***** MATERIAL FOR THIS TASK *****

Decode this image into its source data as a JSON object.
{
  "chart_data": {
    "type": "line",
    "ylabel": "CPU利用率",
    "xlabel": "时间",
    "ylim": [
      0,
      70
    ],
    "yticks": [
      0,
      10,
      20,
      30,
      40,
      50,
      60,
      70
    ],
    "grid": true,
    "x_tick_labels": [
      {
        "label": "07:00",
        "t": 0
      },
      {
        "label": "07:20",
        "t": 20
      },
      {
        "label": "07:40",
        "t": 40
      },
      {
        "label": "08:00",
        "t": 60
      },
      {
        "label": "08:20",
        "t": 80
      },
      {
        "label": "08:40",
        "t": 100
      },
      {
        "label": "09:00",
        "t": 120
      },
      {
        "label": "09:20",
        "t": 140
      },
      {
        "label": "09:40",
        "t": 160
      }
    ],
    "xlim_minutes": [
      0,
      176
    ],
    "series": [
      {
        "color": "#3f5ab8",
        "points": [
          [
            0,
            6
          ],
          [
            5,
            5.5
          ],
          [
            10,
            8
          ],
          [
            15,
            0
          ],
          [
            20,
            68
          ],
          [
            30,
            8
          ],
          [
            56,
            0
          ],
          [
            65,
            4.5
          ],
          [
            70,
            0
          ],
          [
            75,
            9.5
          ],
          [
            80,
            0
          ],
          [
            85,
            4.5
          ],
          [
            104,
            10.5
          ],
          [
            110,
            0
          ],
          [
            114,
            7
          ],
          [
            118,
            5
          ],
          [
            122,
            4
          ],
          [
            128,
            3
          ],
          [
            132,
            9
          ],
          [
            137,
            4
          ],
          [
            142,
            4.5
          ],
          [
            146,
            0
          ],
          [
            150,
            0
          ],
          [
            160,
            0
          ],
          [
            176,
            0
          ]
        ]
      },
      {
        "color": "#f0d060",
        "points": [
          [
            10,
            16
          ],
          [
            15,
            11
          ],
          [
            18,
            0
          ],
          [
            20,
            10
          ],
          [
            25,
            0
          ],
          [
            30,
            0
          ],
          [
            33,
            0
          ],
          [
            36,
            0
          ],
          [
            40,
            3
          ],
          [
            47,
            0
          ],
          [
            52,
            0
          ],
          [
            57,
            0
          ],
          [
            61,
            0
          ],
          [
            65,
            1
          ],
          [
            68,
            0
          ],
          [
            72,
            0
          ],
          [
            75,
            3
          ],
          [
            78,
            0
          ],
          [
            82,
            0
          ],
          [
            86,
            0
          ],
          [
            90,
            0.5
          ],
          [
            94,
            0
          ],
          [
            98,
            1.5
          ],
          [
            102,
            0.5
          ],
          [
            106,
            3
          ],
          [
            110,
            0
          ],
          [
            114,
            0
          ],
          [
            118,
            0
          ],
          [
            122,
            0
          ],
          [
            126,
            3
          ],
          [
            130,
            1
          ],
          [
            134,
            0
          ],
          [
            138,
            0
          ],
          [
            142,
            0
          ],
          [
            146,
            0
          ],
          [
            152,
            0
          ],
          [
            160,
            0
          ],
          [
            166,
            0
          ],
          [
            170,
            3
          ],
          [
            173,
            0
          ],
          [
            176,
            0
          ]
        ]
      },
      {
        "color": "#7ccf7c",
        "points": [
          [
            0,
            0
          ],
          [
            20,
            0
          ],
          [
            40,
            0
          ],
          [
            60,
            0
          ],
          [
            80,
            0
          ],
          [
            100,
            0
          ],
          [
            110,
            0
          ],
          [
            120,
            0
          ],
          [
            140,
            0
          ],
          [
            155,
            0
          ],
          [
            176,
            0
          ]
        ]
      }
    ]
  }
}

*****

Scan the material above for the string "color" and return the lines that hold it.

_RESPONSE BELOW_.
        "color": "#3f5ab8",
        "color": "#f0d060",
        "color": "#7ccf7c",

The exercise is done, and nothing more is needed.